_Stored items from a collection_
______
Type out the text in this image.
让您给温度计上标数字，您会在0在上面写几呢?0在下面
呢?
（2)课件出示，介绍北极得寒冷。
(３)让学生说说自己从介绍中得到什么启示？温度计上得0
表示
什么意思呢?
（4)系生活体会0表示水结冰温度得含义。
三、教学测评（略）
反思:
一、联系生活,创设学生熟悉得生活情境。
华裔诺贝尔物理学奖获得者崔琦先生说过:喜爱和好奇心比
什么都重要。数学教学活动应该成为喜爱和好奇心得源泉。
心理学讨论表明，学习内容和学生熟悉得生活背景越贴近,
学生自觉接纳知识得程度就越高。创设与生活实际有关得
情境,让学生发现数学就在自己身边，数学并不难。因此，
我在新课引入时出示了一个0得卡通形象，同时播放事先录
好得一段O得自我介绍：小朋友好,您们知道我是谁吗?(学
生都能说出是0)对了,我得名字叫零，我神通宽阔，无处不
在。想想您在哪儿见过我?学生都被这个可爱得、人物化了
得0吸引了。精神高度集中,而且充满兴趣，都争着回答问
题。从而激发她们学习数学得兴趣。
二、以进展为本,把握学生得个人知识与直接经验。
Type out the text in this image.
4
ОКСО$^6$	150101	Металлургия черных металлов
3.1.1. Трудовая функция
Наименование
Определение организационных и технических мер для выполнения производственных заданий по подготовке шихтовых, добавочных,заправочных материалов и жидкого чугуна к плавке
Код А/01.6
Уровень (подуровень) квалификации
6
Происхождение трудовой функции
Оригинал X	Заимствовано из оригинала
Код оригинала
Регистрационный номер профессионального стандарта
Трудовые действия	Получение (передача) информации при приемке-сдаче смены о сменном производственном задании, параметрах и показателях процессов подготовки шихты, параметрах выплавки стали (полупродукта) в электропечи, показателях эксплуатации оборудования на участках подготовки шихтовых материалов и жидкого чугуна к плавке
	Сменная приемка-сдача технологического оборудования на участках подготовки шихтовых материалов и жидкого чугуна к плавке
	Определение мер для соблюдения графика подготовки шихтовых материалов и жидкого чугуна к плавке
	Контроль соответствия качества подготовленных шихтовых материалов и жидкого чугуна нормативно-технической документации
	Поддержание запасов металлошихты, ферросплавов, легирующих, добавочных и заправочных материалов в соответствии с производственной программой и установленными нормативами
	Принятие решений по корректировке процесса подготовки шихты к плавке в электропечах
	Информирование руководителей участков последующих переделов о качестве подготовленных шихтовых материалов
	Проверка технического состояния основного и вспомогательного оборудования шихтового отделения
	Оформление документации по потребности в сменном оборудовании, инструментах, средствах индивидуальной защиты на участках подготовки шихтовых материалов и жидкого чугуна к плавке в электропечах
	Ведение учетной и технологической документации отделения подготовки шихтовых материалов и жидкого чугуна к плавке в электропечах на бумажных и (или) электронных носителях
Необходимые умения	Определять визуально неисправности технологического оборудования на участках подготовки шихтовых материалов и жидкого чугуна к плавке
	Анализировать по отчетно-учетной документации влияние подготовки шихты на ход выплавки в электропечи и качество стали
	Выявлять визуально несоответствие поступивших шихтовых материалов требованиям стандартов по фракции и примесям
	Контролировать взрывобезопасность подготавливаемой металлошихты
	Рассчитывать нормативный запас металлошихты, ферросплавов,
______
_WHAT YOU WILL DO_
Every line in the data above that contains "визуально" needs to be copied.

_FINISHED TASK_
Необходимые умения	Определять визуально неисправности технологического оборудования на участках подготовки шихтовых материалов и жидкого чугуна к плавке
	Выявлять визуально несоответствие поступивших шихтовых материалов требованиям стандартов по фракции и примесям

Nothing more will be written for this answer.